--- start of RAW DATA ---

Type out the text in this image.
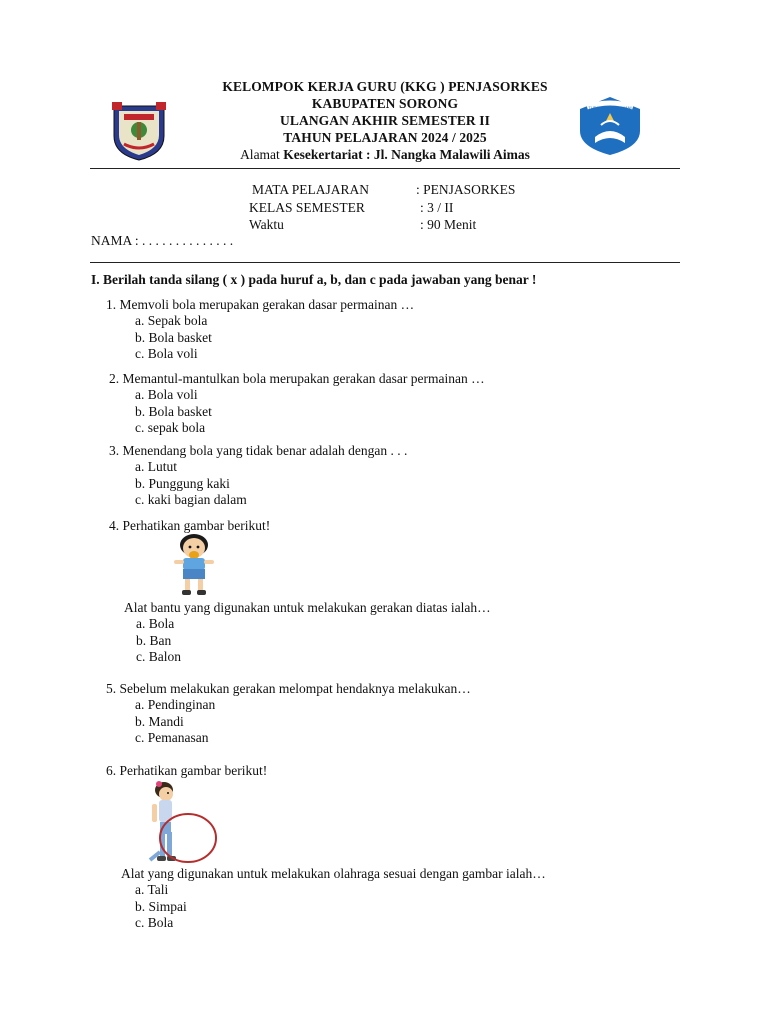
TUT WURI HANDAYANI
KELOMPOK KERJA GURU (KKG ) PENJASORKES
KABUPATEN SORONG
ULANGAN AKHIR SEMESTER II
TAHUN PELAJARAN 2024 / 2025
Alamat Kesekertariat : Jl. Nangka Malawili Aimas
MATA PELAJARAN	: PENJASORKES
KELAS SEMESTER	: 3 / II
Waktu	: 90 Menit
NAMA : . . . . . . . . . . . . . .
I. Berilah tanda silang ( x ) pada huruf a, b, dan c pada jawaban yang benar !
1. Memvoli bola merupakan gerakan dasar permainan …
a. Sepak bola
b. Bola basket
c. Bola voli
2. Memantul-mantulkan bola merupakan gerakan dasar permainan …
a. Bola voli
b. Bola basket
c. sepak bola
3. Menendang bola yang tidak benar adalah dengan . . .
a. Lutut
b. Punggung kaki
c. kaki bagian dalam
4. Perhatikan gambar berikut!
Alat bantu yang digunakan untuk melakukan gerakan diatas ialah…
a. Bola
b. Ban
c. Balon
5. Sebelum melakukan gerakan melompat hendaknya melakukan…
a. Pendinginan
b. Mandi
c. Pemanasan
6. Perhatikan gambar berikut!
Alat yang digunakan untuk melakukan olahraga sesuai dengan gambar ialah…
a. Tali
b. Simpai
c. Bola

--- end of RAW DATA ---
--- start of RAW DATA ---

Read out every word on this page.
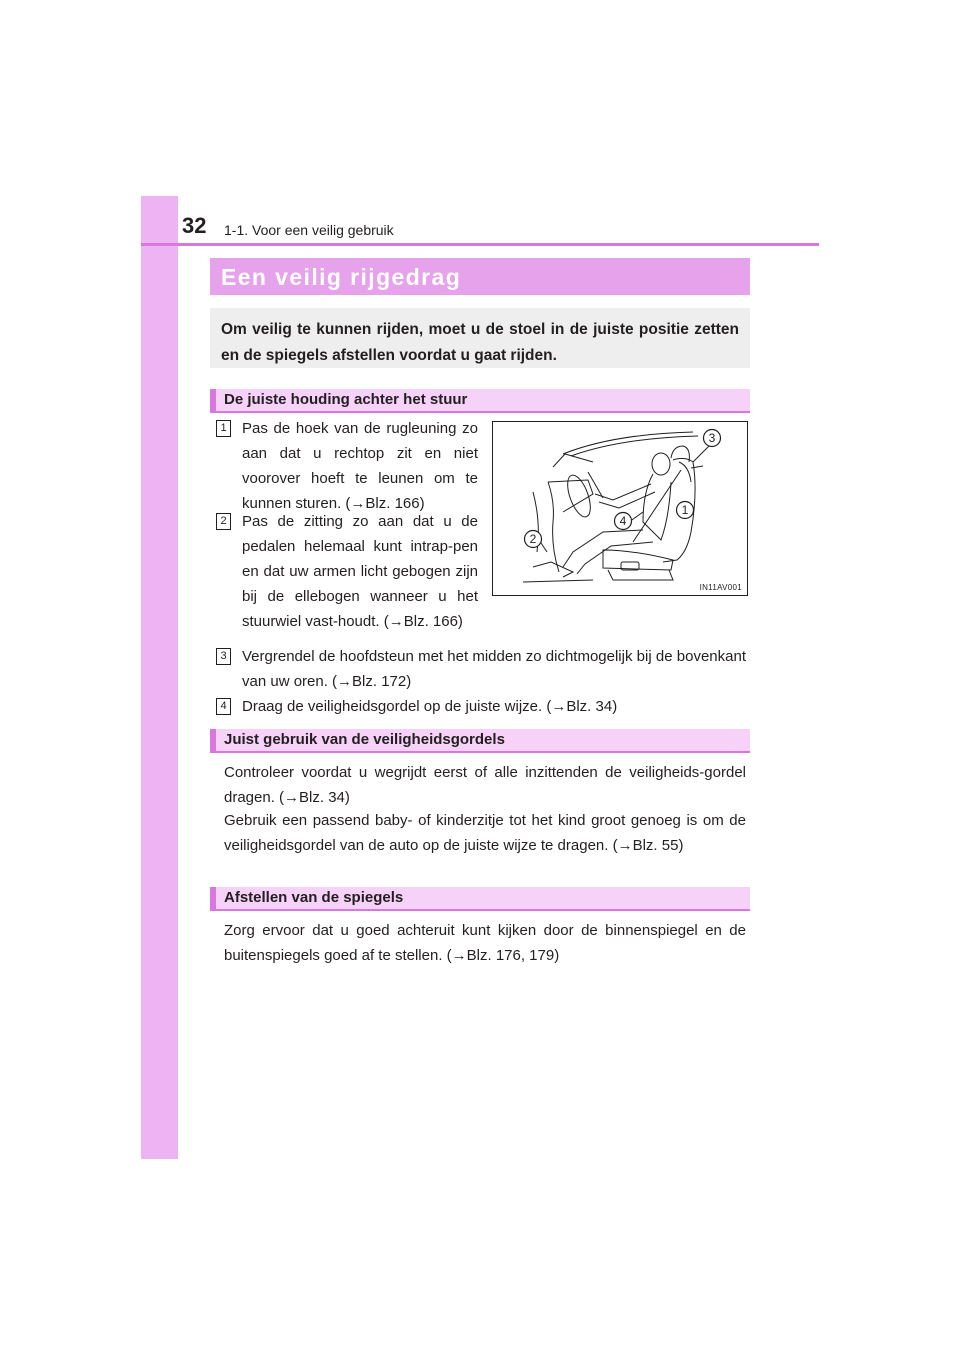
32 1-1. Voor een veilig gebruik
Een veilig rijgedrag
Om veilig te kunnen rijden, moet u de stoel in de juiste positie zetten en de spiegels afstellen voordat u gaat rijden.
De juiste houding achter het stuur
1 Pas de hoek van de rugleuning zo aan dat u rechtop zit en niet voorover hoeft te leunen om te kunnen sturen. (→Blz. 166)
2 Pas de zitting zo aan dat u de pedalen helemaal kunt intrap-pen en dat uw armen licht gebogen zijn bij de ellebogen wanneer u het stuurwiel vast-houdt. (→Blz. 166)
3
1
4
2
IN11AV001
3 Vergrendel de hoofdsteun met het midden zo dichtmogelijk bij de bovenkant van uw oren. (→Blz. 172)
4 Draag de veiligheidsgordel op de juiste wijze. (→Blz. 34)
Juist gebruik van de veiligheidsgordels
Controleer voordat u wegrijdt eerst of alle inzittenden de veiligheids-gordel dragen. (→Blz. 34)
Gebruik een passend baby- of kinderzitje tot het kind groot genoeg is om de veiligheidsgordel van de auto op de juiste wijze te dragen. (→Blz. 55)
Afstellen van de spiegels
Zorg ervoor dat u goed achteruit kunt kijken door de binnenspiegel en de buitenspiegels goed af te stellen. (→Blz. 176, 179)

--- end of RAW DATA ---

[CHALLENGE]: Scan the material above for the string "yang" and report each line where you find it.

[TASK ANSWER]:
I. Berilah tanda silang ( x ) pada huruf a, b, dan c pada jawaban yang benar !
3. Menendang bola yang tidak benar adalah dengan . . .
Alat bantu yang digunakan untuk melakukan gerakan diatas ialah…
Alat yang digunakan untuk melakukan olahraga sesuai dengan gambar ialah…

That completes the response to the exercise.